## Data listing
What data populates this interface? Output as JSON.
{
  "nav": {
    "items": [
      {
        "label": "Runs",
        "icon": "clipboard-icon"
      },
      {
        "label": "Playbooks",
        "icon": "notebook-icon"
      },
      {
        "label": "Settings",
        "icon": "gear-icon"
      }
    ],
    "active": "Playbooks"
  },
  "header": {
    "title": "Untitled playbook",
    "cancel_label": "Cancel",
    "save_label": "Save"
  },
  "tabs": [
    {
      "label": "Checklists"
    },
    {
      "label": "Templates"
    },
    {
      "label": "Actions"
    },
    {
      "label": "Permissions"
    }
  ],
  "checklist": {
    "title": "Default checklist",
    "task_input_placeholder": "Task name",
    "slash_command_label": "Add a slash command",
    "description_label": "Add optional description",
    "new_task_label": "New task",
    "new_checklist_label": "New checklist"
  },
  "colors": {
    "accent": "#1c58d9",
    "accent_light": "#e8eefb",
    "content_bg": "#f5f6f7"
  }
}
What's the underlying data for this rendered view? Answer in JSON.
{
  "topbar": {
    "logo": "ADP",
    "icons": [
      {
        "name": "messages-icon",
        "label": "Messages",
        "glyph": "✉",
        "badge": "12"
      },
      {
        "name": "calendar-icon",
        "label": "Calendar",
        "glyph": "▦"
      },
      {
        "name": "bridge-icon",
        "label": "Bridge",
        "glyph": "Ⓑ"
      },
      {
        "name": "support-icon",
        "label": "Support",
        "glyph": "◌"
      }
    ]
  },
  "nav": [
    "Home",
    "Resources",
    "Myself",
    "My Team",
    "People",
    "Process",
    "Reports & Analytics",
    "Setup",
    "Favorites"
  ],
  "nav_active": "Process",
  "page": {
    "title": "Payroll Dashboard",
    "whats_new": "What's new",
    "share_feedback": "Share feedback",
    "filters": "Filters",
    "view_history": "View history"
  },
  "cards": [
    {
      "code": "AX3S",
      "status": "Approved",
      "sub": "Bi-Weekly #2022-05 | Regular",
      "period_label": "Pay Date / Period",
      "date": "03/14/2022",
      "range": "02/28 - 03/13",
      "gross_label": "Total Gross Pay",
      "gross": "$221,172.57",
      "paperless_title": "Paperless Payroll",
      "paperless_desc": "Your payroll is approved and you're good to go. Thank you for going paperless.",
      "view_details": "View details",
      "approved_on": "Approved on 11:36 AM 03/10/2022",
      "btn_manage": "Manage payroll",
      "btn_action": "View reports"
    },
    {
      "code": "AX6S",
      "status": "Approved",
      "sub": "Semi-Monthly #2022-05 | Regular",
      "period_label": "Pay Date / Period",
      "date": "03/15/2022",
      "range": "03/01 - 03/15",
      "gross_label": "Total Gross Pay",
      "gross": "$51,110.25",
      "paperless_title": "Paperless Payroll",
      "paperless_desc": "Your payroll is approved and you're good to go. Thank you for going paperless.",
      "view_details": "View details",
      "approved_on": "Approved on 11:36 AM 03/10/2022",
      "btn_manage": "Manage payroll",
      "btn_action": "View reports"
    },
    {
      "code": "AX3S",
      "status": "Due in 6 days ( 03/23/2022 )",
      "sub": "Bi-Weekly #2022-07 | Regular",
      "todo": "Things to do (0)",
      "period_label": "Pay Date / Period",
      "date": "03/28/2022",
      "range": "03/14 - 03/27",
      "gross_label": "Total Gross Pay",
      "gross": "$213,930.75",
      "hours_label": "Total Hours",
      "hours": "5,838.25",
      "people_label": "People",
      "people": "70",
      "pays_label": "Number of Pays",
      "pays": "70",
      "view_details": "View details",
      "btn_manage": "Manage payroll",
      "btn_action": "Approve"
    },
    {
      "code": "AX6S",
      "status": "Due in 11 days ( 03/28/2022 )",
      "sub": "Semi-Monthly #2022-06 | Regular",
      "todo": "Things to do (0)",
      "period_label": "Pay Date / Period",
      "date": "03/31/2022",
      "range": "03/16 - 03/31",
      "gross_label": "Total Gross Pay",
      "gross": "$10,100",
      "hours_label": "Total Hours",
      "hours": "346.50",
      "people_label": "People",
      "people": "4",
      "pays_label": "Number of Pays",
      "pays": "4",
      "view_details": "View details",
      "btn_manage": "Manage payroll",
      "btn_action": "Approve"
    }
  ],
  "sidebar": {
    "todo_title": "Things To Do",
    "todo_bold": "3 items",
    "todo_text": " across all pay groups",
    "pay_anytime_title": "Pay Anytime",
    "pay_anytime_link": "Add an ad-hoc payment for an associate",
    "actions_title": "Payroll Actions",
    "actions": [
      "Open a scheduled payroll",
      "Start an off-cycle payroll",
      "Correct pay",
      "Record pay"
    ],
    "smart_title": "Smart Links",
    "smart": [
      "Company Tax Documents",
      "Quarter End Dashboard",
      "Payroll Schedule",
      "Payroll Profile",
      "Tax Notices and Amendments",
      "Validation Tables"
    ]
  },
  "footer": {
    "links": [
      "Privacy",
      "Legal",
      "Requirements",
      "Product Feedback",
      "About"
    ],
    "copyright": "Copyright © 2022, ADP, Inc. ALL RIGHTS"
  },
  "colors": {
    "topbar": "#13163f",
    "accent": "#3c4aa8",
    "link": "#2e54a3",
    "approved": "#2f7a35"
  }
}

## Work to complete
Output all of the data again, exactly.

## Correct result
What data populates this interface? Output as JSON.
{
  "nav": {
    "items": [
      {
        "label": "Runs",
        "icon": "clipboard-icon"
      },
      {
        "label": "Playbooks",
        "icon": "notebook-icon"
      },
      {
        "label": "Settings",
        "icon": "gear-icon"
      }
    ],
    "active": "Playbooks"
  },
  "header": {
    "title": "Untitled playbook",
    "cancel_label": "Cancel",
    "save_label": "Save"
  },
  "tabs": [
    {
      "label": "Checklists"
    },
    {
      "label": "Templates"
    },
    {
      "label": "Actions"
    },
    {
      "label": "Permissions"
    }
  ],
  "checklist": {
    "title": "Default checklist",
    "task_input_placeholder": "Task name",
    "slash_command_label": "Add a slash command",
    "description_label": "Add optional description",
    "new_task_label": "New task",
    "new_checklist_label": "New checklist"
  },
  "colors": {
    "accent": "#1c58d9",
    "accent_light": "#e8eefb",
    "content_bg": "#f5f6f7"
  }
}
What's the underlying data for this rendered view? Answer in JSON.
{
  "topbar": {
    "logo": "ADP",
    "icons": [
      {
        "name": "messages-icon",
        "label": "Messages",
        "glyph": "✉",
        "badge": "12"
      },
      {
        "name": "calendar-icon",
        "label": "Calendar",
        "glyph": "▦"
      },
      {
        "name": "bridge-icon",
        "label": "Bridge",
        "glyph": "Ⓑ"
      },
      {
        "name": "support-icon",
        "label": "Support",
        "glyph": "◌"
      }
    ]
  },
  "nav": [
    "Home",
    "Resources",
    "Myself",
    "My Team",
    "People",
    "Process",
    "Reports & Analytics",
    "Setup",
    "Favorites"
  ],
  "nav_active": "Process",
  "page": {
    "title": "Payroll Dashboard",
    "whats_new": "What's new",
    "share_feedback": "Share feedback",
    "filters": "Filters",
    "view_history": "View history"
  },
  "cards": [
    {
      "code": "AX3S",
      "status": "Approved",
      "sub": "Bi-Weekly #2022-05 | Regular",
      "period_label": "Pay Date / Period",
      "date": "03/14/2022",
      "range": "02/28 - 03/13",
      "gross_label": "Total Gross Pay",
      "gross": "$221,172.57",
      "paperless_title": "Paperless Payroll",
      "paperless_desc": "Your payroll is approved and you're good to go. Thank you for going paperless.",
      "view_details": "View details",
      "approved_on": "Approved on 11:36 AM 03/10/2022",
      "btn_manage": "Manage payroll",
      "btn_action": "View reports"
    },
    {
      "code": "AX6S",
      "status": "Approved",
      "sub": "Semi-Monthly #2022-05 | Regular",
      "period_label": "Pay Date / Period",
      "date": "03/15/2022",
      "range": "03/01 - 03/15",
      "gross_label": "Total Gross Pay",
      "gross": "$51,110.25",
      "paperless_title": "Paperless Payroll",
      "paperless_desc": "Your payroll is approved and you're good to go. Thank you for going paperless.",
      "view_details": "View details",
      "approved_on": "Approved on 11:36 AM 03/10/2022",
      "btn_manage": "Manage payroll",
      "btn_action": "View reports"
    },
    {
      "code": "AX3S",
      "status": "Due in 6 days ( 03/23/2022 )",
      "sub": "Bi-Weekly #2022-07 | Regular",
      "todo": "Things to do (0)",
      "period_label": "Pay Date / Period",
      "date": "03/28/2022",
      "range": "03/14 - 03/27",
      "gross_label": "Total Gross Pay",
      "gross": "$213,930.75",
      "hours_label": "Total Hours",
      "hours": "5,838.25",
      "people_label": "People",
      "people": "70",
      "pays_label": "Number of Pays",
      "pays": "70",
      "view_details": "View details",
      "btn_manage": "Manage payroll",
      "btn_action": "Approve"
    },
    {
      "code": "AX6S",
      "status": "Due in 11 days ( 03/28/2022 )",
      "sub": "Semi-Monthly #2022-06 | Regular",
      "todo": "Things to do (0)",
      "period_label": "Pay Date / Period",
      "date": "03/31/2022",
      "range": "03/16 - 03/31",
      "gross_label": "Total Gross Pay",
      "gross": "$10,100",
      "hours_label": "Total Hours",
      "hours": "346.50",
      "people_label": "People",
      "people": "4",
      "pays_label": "Number of Pays",
      "pays": "4",
      "view_details": "View details",
      "btn_manage": "Manage payroll",
      "btn_action": "Approve"
    }
  ],
  "sidebar": {
    "todo_title": "Things To Do",
    "todo_bold": "3 items",
    "todo_text": " across all pay groups",
    "pay_anytime_title": "Pay Anytime",
    "pay_anytime_link": "Add an ad-hoc payment for an associate",
    "actions_title": "Payroll Actions",
    "actions": [
      "Open a scheduled payroll",
      "Start an off-cycle payroll",
      "Correct pay",
      "Record pay"
    ],
    "smart_title": "Smart Links",
    "smart": [
      "Company Tax Documents",
      "Quarter End Dashboard",
      "Payroll Schedule",
      "Payroll Profile",
      "Tax Notices and Amendments",
      "Validation Tables"
    ]
  },
  "footer": {
    "links": [
      "Privacy",
      "Legal",
      "Requirements",
      "Product Feedback",
      "About"
    ],
    "copyright": "Copyright © 2022, ADP, Inc. ALL RIGHTS"
  },
  "colors": {
    "topbar": "#13163f",
    "accent": "#3c4aa8",
    "link": "#2e54a3",
    "approved": "#2f7a35"
  }
}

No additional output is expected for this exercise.